---------- DATA TO USE ----------

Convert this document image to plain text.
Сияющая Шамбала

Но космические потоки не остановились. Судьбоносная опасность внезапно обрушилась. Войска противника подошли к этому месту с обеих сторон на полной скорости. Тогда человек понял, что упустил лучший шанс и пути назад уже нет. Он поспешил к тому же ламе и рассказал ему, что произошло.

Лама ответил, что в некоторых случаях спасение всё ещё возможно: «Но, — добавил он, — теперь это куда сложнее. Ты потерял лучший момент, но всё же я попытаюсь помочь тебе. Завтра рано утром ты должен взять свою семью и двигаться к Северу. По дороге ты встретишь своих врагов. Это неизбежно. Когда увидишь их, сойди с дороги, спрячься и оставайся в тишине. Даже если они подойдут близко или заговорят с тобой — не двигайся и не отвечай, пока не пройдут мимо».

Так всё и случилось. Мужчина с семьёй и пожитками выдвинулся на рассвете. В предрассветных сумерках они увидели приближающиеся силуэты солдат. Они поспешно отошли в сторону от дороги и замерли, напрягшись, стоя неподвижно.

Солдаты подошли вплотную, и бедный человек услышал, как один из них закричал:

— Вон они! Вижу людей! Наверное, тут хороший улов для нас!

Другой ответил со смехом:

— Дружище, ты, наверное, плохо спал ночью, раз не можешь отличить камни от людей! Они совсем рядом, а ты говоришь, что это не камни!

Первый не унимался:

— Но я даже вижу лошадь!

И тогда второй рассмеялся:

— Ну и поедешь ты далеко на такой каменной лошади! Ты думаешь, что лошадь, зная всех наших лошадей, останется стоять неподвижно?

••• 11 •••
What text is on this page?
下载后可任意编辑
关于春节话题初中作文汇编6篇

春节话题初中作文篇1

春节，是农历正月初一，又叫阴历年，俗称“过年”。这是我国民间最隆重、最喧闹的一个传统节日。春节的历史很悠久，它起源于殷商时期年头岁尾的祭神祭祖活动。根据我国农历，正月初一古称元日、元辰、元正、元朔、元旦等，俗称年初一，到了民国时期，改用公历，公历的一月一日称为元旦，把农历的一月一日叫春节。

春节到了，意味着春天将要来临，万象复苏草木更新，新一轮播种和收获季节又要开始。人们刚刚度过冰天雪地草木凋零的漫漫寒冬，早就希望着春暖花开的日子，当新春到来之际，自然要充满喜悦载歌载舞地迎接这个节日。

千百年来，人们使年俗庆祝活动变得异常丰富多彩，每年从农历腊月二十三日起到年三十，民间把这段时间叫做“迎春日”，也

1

----------

PROBLEM DETAILS ::
Retype the listing exactly, in full.

WORKED SOLUTION ::
Convert this document image to plain text.
Сияющая Шамбала

Но космические потоки не остановились. Судьбоносная опасность внезапно обрушилась. Войска противника подошли к этому месту с обеих сторон на полной скорости. Тогда человек понял, что упустил лучший шанс и пути назад уже нет. Он поспешил к тому же ламе и рассказал ему, что произошло.

Лама ответил, что в некоторых случаях спасение всё ещё возможно: «Но, — добавил он, — теперь это куда сложнее. Ты потерял лучший момент, но всё же я попытаюсь помочь тебе. Завтра рано утром ты должен взять свою семью и двигаться к Северу. По дороге ты встретишь своих врагов. Это неизбежно. Когда увидишь их, сойди с дороги, спрячься и оставайся в тишине. Даже если они подойдут близко или заговорят с тобой — не двигайся и не отвечай, пока не пройдут мимо».

Так всё и случилось. Мужчина с семьёй и пожитками выдвинулся на рассвете. В предрассветных сумерках они увидели приближающиеся силуэты солдат. Они поспешно отошли в сторону от дороги и замерли, напрягшись, стоя неподвижно.

Солдаты подошли вплотную, и бедный человек услышал, как один из них закричал:

— Вон они! Вижу людей! Наверное, тут хороший улов для нас!

Другой ответил со смехом:

— Дружище, ты, наверное, плохо спал ночью, раз не можешь отличить камни от людей! Они совсем рядом, а ты говоришь, что это не камни!

Первый не унимался:

— Но я даже вижу лошадь!

И тогда второй рассмеялся:

— Ну и поедешь ты далеко на такой каменной лошади! Ты думаешь, что лошадь, зная всех наших лошадей, останется стоять неподвижно?

••• 11 •••
What text is on this page?
下载后可任意编辑
关于春节话题初中作文汇编6篇

春节话题初中作文篇1

春节，是农历正月初一，又叫阴历年，俗称“过年”。这是我国民间最隆重、最喧闹的一个传统节日。春节的历史很悠久，它起源于殷商时期年头岁尾的祭神祭祖活动。根据我国农历，正月初一古称元日、元辰、元正、元朔、元旦等，俗称年初一，到了民国时期，改用公历，公历的一月一日称为元旦，把农历的一月一日叫春节。

春节到了，意味着春天将要来临，万象复苏草木更新，新一轮播种和收获季节又要开始。人们刚刚度过冰天雪地草木凋零的漫漫寒冬，早就希望着春暖花开的日子，当新春到来之际，自然要充满喜悦载歌载舞地迎接这个节日。

千百年来，人们使年俗庆祝活动变得异常丰富多彩，每年从农历腊月二十三日起到年三十，民间把这段时间叫做“迎春日”，也

1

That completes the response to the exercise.